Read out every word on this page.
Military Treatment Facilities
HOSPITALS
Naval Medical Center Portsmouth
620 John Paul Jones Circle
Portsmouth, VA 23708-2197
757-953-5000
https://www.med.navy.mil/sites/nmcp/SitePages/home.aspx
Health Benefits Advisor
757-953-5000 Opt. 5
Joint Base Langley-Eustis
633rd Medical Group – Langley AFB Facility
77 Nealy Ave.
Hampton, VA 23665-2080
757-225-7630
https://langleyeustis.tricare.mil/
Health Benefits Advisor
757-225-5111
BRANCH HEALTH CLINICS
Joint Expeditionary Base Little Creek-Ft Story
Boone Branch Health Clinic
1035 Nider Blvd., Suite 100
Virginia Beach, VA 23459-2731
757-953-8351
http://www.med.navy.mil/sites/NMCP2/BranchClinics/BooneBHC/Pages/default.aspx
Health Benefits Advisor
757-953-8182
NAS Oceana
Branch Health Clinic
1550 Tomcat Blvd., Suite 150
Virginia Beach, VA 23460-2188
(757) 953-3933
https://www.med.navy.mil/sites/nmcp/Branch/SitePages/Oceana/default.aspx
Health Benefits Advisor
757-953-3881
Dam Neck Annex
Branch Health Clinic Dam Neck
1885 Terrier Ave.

__Work to do__
Repeat the records above in full, character for character.

__Written answer__
Read out every word on this page.
Military Treatment Facilities
HOSPITALS
Naval Medical Center Portsmouth
620 John Paul Jones Circle
Portsmouth, VA 23708-2197
757-953-5000
https://www.med.navy.mil/sites/nmcp/SitePages/home.aspx
Health Benefits Advisor
757-953-5000 Opt. 5
Joint Base Langley-Eustis
633rd Medical Group – Langley AFB Facility
77 Nealy Ave.
Hampton, VA 23665-2080
757-225-7630
https://langleyeustis.tricare.mil/
Health Benefits Advisor
757-225-5111
BRANCH HEALTH CLINICS
Joint Expeditionary Base Little Creek-Ft Story
Boone Branch Health Clinic
1035 Nider Blvd., Suite 100
Virginia Beach, VA 23459-2731
757-953-8351
http://www.med.navy.mil/sites/NMCP2/BranchClinics/BooneBHC/Pages/default.aspx
Health Benefits Advisor
757-953-8182
NAS Oceana
Branch Health Clinic
1550 Tomcat Blvd., Suite 150
Virginia Beach, VA 23460-2188
(757) 953-3933
https://www.med.navy.mil/sites/nmcp/Branch/SitePages/Oceana/default.aspx
Health Benefits Advisor
757-953-3881
Dam Neck Annex
Branch Health Clinic Dam Neck
1885 Terrier Ave.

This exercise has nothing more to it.